Each line below that contains "letras" counts once; report the total and nothing more.

Task data
========================================

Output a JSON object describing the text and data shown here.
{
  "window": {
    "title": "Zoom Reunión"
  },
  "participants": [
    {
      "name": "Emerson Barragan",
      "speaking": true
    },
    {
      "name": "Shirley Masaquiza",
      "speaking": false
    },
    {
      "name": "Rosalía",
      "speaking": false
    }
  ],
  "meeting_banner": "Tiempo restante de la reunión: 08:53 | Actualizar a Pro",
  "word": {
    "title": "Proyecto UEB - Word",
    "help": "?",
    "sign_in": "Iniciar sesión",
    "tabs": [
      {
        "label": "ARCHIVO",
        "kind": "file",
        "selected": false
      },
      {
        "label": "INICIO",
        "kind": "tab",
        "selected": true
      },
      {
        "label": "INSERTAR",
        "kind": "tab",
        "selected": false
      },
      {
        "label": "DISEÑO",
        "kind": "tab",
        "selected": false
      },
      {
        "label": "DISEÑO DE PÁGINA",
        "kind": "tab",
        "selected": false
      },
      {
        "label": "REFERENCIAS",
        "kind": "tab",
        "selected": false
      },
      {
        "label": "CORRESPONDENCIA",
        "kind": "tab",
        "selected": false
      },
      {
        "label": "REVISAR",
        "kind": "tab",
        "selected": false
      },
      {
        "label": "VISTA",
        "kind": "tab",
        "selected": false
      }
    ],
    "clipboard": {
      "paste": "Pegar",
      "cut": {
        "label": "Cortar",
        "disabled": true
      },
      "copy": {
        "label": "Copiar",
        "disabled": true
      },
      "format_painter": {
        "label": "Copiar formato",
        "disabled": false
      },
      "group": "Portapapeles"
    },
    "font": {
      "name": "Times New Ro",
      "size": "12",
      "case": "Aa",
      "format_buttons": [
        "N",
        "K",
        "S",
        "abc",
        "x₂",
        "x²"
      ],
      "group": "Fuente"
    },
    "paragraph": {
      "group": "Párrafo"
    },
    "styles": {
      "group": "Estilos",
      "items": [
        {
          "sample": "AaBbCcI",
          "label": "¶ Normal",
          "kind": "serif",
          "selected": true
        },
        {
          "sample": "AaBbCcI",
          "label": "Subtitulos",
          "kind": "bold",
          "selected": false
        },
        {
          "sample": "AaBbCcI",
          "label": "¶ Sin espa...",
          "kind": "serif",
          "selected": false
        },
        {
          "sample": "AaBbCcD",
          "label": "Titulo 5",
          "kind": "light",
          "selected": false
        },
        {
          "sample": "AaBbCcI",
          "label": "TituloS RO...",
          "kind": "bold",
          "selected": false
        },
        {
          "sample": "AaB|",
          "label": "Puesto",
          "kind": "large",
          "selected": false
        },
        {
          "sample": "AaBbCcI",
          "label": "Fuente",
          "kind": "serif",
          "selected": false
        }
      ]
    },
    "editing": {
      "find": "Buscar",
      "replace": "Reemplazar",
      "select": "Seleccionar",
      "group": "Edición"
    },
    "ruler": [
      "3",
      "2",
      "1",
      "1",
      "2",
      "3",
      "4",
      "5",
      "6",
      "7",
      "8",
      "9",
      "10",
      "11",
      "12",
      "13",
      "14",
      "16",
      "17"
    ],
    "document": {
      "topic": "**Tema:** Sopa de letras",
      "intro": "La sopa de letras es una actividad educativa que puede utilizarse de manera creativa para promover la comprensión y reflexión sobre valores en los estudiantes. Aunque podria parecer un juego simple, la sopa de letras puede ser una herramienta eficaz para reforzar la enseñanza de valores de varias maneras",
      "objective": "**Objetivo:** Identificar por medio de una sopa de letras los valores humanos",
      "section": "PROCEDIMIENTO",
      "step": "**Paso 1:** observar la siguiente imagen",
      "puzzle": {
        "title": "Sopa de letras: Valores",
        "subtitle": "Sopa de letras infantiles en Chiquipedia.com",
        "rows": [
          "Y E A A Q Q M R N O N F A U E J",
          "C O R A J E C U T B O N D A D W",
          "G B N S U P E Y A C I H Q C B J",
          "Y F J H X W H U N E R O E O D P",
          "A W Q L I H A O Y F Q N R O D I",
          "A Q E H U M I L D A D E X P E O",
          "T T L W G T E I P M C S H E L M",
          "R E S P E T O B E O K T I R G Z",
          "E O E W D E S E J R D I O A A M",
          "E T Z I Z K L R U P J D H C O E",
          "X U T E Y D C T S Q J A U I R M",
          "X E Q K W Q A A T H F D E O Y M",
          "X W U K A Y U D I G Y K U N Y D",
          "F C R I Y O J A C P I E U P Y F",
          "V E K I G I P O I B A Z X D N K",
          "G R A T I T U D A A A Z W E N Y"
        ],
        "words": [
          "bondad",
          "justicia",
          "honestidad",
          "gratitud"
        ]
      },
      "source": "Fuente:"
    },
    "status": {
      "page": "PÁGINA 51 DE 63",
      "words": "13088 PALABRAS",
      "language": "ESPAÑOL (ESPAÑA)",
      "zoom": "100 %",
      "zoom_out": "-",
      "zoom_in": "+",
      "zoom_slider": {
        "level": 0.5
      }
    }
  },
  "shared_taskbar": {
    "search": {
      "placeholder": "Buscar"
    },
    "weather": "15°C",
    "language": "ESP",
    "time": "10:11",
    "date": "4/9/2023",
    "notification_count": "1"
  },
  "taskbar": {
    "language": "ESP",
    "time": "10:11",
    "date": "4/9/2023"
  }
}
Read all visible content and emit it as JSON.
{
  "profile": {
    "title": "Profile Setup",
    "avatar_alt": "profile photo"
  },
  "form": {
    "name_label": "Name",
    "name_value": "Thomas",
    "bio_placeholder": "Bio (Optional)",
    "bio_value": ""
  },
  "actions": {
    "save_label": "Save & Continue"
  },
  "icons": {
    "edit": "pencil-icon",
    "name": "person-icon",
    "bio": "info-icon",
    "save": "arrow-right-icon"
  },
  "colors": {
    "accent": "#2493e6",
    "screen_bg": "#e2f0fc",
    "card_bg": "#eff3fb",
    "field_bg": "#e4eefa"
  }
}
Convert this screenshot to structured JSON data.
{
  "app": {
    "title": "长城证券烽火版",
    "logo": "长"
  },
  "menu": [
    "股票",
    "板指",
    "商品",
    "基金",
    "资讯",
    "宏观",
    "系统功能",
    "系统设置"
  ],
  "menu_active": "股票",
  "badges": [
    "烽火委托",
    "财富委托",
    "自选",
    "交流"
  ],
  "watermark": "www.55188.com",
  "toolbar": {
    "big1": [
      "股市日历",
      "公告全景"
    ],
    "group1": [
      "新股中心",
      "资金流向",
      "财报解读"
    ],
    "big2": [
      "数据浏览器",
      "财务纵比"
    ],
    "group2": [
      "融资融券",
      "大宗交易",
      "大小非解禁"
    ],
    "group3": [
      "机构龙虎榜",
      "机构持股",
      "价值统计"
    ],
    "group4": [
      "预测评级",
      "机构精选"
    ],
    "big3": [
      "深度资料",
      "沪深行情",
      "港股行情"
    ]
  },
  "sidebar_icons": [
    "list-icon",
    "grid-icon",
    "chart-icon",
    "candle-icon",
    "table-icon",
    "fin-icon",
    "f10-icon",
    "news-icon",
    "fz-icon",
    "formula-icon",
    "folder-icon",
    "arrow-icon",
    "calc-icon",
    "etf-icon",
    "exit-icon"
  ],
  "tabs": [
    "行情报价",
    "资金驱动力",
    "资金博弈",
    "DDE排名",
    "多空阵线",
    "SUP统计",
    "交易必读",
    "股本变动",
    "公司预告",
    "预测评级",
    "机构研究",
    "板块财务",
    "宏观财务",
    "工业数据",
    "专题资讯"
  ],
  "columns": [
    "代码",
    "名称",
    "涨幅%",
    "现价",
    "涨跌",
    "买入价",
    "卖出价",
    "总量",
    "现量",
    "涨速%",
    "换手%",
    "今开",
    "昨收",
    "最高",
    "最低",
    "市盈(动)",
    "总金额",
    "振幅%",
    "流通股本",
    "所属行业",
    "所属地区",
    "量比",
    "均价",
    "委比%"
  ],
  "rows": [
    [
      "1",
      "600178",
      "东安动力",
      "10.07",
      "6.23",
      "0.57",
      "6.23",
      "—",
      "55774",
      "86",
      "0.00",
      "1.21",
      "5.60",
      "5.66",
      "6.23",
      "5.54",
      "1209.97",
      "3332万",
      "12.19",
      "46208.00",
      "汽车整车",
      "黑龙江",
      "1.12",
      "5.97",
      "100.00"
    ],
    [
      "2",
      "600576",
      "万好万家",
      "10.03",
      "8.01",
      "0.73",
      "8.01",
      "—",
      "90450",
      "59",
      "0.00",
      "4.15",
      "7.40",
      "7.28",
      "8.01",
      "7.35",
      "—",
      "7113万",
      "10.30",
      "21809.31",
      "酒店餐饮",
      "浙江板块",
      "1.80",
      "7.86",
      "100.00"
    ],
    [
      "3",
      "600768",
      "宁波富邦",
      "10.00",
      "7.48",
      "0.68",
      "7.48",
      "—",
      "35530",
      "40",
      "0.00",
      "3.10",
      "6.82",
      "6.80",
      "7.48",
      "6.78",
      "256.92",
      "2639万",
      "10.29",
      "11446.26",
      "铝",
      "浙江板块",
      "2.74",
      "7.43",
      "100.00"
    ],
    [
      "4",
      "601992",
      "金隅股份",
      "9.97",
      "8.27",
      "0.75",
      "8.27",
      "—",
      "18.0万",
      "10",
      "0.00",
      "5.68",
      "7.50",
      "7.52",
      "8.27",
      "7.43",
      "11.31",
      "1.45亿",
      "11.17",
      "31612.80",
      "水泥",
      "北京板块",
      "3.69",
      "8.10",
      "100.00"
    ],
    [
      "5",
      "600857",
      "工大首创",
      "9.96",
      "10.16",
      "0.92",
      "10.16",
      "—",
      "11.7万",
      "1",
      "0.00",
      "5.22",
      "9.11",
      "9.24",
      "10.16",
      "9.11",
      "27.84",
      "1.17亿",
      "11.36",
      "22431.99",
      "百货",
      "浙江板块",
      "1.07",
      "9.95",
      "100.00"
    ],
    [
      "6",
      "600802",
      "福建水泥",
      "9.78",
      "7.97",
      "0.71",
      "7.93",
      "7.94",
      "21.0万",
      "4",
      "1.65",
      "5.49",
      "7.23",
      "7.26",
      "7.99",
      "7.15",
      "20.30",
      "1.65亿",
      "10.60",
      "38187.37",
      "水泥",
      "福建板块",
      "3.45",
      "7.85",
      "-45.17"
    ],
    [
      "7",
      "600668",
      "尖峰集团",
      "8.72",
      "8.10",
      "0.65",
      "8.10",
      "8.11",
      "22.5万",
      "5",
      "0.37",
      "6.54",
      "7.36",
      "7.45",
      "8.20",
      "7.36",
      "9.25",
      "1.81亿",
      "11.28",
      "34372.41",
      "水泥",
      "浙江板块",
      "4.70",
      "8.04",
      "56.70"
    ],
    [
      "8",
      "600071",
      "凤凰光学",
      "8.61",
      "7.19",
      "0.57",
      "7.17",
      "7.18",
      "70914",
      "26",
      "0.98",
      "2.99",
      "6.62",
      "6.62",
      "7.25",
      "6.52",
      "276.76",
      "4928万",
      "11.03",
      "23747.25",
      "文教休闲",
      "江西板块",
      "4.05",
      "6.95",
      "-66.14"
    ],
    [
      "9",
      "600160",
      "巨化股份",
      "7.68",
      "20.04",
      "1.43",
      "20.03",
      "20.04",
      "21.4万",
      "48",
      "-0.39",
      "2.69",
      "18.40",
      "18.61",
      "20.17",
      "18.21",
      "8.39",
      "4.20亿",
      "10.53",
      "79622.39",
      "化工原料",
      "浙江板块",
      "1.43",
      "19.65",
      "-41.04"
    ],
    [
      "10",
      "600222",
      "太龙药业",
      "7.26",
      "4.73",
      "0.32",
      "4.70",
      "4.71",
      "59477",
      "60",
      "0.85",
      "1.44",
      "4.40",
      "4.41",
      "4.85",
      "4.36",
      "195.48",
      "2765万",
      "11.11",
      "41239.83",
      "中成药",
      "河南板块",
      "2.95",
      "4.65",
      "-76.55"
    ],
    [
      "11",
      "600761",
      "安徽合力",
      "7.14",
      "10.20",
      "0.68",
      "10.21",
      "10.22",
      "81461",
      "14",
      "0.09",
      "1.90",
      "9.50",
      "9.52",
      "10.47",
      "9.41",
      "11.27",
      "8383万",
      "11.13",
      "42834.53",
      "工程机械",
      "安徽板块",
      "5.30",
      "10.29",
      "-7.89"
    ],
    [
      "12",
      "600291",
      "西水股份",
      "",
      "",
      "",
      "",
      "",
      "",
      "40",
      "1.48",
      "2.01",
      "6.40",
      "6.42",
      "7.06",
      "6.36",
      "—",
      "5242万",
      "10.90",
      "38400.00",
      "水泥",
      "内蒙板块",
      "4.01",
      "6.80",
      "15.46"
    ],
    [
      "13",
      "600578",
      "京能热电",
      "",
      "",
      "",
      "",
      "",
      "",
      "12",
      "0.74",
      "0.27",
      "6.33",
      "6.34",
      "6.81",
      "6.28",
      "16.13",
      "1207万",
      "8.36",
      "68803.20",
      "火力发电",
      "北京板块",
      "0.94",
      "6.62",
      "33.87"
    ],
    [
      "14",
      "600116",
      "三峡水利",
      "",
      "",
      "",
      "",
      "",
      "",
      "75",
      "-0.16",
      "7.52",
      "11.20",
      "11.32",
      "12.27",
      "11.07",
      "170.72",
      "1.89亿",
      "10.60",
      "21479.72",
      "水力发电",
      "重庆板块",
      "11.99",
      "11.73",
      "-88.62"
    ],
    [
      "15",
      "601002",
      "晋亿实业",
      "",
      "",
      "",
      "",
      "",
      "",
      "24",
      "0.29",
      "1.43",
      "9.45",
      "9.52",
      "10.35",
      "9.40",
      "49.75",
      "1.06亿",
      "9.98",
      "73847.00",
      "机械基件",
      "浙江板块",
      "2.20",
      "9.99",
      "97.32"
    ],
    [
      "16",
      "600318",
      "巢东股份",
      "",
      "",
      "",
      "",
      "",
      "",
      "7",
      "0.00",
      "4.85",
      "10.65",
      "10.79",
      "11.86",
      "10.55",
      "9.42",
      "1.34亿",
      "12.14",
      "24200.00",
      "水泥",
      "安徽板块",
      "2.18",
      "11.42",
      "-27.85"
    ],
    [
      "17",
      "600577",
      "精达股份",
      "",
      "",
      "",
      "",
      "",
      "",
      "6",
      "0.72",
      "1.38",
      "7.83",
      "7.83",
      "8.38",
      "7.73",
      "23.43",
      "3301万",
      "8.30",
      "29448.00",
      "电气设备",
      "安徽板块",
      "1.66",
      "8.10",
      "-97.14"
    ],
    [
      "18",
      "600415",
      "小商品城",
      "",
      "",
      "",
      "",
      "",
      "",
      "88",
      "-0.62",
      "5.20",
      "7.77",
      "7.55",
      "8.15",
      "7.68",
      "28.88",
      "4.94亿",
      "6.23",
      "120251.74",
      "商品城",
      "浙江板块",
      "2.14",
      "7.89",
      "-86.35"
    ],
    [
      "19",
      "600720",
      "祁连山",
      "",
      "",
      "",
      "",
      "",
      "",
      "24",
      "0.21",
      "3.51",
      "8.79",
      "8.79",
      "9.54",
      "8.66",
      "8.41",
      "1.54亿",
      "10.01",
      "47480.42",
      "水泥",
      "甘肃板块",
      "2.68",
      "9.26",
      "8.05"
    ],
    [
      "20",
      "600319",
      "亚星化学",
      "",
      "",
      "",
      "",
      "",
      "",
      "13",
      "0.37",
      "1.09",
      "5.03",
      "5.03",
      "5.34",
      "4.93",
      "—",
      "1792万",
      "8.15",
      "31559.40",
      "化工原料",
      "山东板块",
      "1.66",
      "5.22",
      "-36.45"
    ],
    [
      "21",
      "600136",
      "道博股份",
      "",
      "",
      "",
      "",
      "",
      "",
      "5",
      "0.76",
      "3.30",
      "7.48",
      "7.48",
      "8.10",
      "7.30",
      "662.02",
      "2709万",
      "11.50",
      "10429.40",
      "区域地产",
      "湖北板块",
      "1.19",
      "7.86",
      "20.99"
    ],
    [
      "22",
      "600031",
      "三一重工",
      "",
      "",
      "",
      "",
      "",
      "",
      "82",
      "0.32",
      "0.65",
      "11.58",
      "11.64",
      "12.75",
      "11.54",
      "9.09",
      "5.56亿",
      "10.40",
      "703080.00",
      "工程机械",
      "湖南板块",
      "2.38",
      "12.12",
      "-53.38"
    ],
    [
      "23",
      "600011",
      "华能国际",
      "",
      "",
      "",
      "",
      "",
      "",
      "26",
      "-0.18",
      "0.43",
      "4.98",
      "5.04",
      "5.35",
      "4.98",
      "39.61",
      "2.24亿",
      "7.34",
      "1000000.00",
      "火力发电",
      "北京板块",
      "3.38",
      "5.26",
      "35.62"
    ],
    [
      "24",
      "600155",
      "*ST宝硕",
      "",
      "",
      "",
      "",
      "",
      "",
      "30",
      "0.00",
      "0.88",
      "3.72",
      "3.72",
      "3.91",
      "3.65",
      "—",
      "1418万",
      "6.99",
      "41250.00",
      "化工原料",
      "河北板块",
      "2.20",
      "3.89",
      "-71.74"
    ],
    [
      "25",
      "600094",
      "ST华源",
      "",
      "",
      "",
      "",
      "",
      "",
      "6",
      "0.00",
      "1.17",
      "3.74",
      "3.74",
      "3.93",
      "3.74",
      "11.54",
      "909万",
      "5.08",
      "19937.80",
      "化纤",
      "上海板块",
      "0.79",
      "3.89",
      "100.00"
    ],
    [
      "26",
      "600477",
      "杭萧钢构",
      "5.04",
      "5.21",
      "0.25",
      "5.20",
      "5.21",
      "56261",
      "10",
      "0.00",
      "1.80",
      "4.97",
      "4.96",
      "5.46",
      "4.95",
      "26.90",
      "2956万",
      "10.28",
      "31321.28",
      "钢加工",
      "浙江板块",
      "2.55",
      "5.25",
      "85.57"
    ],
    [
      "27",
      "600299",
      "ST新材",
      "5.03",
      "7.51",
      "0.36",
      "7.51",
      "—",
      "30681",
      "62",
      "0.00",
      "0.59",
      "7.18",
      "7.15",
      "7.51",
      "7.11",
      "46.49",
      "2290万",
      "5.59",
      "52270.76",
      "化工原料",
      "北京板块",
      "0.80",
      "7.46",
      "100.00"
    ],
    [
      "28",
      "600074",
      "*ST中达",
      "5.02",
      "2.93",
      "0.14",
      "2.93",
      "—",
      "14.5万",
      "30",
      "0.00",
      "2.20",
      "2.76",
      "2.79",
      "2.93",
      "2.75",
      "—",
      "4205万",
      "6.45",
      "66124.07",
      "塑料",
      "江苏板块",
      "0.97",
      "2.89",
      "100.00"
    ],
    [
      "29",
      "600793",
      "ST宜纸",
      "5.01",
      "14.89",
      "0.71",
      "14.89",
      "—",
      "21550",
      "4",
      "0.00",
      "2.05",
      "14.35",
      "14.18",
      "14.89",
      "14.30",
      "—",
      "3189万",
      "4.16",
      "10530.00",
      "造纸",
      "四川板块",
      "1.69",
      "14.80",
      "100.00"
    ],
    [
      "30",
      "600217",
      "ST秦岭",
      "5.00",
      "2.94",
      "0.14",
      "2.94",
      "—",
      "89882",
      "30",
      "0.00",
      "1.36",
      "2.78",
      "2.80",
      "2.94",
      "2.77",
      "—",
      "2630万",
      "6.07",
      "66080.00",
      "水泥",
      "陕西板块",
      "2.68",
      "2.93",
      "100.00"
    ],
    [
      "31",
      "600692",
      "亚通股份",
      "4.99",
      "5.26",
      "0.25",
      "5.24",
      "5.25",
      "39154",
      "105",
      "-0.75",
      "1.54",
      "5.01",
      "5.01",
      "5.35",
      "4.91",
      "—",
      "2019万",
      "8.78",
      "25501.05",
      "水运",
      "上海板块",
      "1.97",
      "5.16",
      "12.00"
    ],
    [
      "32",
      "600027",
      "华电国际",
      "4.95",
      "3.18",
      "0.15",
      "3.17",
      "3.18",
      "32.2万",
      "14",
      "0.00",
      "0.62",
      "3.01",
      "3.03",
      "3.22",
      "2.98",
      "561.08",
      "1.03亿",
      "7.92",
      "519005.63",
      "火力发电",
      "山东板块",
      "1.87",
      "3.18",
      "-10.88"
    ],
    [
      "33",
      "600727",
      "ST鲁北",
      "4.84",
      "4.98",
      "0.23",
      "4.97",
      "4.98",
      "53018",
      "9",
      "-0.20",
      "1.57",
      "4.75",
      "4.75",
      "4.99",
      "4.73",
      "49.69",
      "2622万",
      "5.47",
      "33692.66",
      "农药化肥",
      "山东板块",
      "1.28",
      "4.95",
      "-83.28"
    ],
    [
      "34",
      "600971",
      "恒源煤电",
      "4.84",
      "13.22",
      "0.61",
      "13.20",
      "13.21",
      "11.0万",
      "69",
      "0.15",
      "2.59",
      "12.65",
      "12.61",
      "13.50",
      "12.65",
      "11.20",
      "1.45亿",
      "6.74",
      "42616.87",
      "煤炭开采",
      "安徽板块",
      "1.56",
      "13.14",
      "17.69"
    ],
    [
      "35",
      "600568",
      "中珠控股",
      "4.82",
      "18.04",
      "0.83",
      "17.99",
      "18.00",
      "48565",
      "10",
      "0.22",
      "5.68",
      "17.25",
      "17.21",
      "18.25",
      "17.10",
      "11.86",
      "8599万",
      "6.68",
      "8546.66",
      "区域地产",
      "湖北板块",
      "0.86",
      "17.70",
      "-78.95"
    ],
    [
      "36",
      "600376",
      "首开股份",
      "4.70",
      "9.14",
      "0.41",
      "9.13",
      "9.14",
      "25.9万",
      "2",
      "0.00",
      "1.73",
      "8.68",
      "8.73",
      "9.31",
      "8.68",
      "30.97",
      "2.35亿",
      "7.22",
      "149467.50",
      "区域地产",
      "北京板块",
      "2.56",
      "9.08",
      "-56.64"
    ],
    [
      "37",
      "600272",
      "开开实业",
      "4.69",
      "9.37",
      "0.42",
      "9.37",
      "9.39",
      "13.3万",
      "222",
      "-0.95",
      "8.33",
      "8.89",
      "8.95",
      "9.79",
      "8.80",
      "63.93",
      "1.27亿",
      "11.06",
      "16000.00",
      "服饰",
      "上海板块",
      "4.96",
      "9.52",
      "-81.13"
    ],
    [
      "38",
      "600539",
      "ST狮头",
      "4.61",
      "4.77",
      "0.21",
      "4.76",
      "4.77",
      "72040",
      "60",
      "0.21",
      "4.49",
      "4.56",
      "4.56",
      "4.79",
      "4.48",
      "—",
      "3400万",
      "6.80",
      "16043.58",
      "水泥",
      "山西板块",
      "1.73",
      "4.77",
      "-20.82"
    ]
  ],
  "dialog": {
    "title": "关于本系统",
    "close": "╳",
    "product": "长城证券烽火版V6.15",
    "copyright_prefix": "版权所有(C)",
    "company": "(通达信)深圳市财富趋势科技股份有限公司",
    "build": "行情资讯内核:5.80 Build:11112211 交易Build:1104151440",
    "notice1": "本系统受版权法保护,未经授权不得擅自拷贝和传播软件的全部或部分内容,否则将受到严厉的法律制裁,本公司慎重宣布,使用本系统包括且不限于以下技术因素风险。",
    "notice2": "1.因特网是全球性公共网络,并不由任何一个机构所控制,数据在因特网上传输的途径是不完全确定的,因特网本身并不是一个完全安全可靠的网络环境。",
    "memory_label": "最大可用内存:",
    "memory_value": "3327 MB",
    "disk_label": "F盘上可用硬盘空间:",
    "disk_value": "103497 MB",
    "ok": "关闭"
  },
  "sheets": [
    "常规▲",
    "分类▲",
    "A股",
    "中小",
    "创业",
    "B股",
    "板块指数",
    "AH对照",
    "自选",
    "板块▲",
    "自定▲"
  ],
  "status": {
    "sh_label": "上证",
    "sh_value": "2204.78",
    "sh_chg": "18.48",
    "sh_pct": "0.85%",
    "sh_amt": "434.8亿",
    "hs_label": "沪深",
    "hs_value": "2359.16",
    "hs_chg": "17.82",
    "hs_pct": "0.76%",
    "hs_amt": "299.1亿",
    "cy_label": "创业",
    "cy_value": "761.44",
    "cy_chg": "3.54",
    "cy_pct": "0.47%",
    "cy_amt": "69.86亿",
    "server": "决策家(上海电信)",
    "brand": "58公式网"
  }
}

========================================

Exercise output
5